■ WHAT IS ASKED ■
Find the string "this" in the data, then copy every line where it is found.

■ Lines of data ■
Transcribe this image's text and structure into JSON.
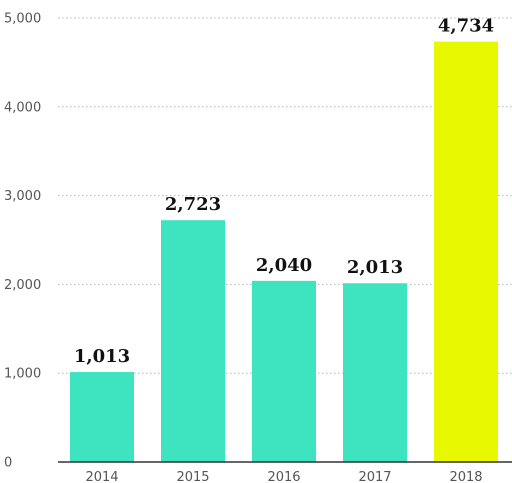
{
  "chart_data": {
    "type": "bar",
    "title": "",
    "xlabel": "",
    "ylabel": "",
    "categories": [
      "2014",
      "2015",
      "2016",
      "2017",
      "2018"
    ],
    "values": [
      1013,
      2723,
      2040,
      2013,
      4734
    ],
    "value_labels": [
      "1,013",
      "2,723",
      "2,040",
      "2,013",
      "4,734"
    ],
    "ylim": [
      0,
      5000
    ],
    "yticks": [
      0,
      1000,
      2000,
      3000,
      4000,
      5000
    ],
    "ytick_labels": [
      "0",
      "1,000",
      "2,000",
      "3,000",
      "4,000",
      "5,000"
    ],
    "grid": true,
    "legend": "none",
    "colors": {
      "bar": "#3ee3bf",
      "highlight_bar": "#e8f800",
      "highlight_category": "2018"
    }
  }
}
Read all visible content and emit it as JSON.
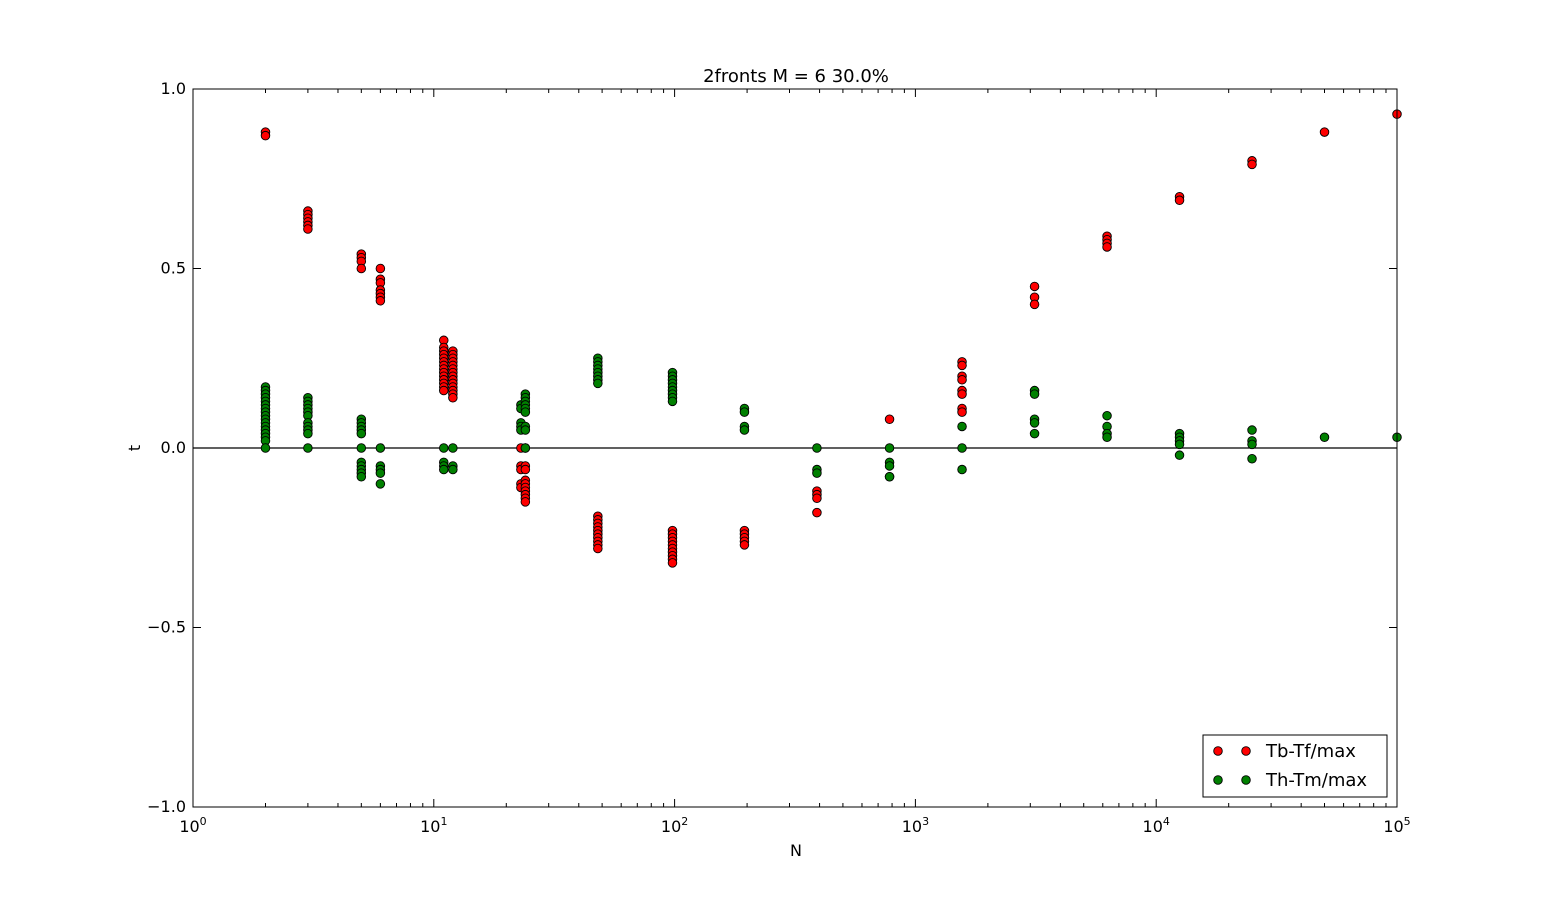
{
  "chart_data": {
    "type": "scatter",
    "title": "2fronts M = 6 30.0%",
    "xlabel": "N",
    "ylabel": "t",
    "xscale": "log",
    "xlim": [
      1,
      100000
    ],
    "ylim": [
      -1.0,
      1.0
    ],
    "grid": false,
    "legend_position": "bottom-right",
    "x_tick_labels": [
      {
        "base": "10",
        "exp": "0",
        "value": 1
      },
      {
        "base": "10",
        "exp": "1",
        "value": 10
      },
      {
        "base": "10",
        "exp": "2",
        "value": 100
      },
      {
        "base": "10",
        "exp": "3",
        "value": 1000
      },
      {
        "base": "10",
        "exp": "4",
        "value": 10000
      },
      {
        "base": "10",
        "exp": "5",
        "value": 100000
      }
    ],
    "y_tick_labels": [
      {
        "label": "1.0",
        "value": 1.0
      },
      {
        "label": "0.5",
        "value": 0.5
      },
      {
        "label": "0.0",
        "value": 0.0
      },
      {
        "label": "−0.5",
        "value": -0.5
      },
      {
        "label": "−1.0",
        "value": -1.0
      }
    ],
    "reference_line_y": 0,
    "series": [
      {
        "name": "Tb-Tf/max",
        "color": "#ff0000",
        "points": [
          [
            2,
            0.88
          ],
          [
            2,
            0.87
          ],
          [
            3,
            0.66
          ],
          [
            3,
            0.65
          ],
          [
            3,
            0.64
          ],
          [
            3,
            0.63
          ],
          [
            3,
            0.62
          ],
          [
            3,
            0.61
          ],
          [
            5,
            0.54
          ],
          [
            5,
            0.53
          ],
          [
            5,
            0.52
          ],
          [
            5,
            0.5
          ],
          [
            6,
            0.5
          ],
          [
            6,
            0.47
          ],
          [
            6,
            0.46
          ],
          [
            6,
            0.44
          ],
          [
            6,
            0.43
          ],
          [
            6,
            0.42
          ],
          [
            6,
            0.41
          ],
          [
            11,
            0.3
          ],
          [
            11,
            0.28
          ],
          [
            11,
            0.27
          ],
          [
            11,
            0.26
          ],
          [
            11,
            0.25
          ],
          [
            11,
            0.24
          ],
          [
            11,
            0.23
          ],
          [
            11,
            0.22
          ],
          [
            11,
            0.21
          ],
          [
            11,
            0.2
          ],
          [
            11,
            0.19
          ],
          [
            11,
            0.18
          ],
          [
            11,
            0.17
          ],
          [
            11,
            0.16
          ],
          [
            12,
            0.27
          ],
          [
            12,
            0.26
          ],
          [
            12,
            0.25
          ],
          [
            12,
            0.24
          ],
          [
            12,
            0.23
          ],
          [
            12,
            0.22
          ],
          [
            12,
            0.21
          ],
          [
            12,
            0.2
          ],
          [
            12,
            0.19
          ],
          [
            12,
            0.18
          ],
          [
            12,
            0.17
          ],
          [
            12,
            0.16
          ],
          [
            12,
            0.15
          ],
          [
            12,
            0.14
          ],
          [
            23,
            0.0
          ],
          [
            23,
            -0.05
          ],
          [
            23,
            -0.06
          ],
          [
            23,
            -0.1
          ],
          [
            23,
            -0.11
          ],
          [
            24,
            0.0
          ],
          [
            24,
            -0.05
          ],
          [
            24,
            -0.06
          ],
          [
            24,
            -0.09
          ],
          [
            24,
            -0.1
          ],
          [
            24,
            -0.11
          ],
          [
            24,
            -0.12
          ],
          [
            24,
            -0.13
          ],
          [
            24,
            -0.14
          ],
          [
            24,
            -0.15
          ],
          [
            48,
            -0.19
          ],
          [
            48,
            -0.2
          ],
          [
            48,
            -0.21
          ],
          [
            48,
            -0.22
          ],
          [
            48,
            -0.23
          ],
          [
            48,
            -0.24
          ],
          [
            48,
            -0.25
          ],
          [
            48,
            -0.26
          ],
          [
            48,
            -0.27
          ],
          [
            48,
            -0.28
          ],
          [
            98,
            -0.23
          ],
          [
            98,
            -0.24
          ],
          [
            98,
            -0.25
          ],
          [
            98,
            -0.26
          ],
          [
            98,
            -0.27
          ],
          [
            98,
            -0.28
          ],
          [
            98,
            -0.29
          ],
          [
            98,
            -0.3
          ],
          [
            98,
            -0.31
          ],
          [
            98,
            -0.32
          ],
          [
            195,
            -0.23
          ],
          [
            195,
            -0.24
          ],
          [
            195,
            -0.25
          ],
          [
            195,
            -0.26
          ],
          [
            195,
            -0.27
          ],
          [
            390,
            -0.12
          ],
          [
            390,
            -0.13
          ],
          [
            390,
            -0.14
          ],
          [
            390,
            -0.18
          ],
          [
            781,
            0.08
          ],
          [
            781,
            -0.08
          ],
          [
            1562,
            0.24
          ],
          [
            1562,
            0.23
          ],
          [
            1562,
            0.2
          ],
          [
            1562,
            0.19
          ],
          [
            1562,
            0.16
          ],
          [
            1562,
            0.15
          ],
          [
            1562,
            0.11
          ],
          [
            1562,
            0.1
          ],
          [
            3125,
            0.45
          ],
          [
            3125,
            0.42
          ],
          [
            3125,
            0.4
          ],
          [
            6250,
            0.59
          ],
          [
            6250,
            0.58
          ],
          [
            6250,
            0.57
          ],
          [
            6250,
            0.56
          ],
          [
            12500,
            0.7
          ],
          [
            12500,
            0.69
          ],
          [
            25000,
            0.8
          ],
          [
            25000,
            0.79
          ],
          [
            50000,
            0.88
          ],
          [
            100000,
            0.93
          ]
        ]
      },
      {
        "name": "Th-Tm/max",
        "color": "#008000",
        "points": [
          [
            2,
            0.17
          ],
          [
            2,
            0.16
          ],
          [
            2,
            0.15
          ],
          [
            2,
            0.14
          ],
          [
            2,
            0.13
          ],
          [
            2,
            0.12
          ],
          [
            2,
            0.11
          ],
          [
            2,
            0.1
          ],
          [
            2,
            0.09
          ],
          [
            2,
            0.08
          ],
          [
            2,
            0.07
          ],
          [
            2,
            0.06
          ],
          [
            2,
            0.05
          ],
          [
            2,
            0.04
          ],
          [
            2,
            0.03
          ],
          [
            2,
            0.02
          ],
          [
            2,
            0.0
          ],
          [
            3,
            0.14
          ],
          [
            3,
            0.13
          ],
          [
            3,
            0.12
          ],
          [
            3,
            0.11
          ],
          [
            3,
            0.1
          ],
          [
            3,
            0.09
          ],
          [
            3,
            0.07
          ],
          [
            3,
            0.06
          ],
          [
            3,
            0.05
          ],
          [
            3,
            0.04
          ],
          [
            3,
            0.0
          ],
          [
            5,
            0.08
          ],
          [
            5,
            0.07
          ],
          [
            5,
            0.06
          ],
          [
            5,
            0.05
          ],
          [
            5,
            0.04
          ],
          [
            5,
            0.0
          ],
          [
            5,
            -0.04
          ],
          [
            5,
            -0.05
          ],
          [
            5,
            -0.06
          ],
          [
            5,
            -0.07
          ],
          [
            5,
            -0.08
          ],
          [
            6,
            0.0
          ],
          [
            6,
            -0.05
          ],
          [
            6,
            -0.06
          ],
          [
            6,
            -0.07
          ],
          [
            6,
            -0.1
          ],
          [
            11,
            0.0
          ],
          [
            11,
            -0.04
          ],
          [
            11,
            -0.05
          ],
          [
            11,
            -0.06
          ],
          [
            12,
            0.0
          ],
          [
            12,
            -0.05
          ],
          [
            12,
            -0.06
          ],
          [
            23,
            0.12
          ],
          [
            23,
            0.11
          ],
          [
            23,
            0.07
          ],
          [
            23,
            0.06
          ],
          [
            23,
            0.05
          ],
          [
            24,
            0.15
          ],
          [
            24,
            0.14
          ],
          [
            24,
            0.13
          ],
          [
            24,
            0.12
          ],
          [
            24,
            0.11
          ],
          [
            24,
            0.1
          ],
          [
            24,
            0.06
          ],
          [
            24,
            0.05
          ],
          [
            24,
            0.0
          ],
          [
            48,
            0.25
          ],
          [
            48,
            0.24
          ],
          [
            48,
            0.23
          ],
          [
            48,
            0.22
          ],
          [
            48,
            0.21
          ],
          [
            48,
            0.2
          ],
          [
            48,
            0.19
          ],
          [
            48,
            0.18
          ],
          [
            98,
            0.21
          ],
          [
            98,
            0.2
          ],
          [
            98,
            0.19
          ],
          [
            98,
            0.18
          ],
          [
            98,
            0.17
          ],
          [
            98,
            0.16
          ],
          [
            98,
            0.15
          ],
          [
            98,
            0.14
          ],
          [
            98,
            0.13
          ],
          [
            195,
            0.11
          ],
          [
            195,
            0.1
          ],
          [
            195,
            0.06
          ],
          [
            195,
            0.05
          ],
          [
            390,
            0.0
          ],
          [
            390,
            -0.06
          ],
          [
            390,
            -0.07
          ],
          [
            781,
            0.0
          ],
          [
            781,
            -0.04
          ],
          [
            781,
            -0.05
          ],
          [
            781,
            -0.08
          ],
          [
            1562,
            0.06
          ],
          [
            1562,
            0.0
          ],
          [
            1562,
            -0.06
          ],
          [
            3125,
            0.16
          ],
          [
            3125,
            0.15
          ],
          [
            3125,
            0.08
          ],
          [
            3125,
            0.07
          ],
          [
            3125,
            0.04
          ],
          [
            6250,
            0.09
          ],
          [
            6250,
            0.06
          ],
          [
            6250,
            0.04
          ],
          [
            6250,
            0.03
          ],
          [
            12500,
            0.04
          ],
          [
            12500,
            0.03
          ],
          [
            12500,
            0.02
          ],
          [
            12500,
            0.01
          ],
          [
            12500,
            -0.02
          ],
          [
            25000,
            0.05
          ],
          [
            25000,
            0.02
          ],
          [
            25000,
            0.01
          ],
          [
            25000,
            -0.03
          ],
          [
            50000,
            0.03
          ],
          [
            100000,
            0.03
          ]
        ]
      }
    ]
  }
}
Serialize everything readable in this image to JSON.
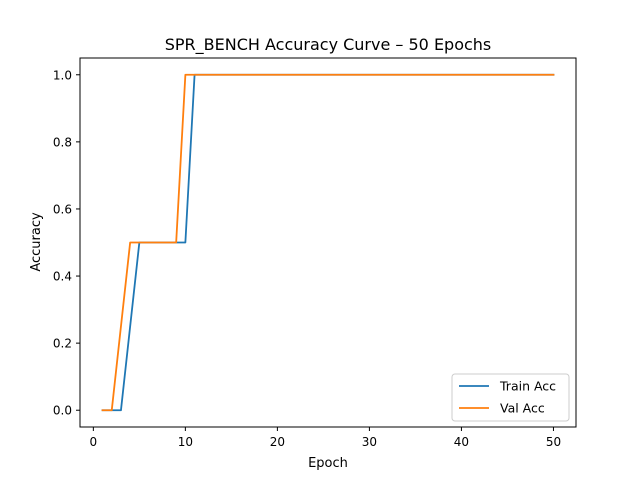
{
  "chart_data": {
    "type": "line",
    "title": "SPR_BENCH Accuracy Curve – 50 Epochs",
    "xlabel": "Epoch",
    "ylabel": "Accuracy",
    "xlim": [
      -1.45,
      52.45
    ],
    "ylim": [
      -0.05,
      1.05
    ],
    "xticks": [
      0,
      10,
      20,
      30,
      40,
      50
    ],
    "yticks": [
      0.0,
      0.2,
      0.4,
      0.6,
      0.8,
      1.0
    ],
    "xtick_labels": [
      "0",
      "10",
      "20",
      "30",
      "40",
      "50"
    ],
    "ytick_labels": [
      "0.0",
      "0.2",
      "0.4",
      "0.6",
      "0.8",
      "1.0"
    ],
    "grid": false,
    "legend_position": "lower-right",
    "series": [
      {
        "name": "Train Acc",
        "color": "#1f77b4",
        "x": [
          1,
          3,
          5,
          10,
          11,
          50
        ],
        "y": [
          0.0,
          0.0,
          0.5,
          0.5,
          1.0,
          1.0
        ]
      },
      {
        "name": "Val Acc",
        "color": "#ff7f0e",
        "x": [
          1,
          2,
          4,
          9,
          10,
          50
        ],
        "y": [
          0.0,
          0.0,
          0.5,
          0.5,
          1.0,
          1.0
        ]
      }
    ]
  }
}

■ EXERCISE RESULT ■
Transcribe this image's text and structure into JSON.
Serialize everything readable in this image to JSON.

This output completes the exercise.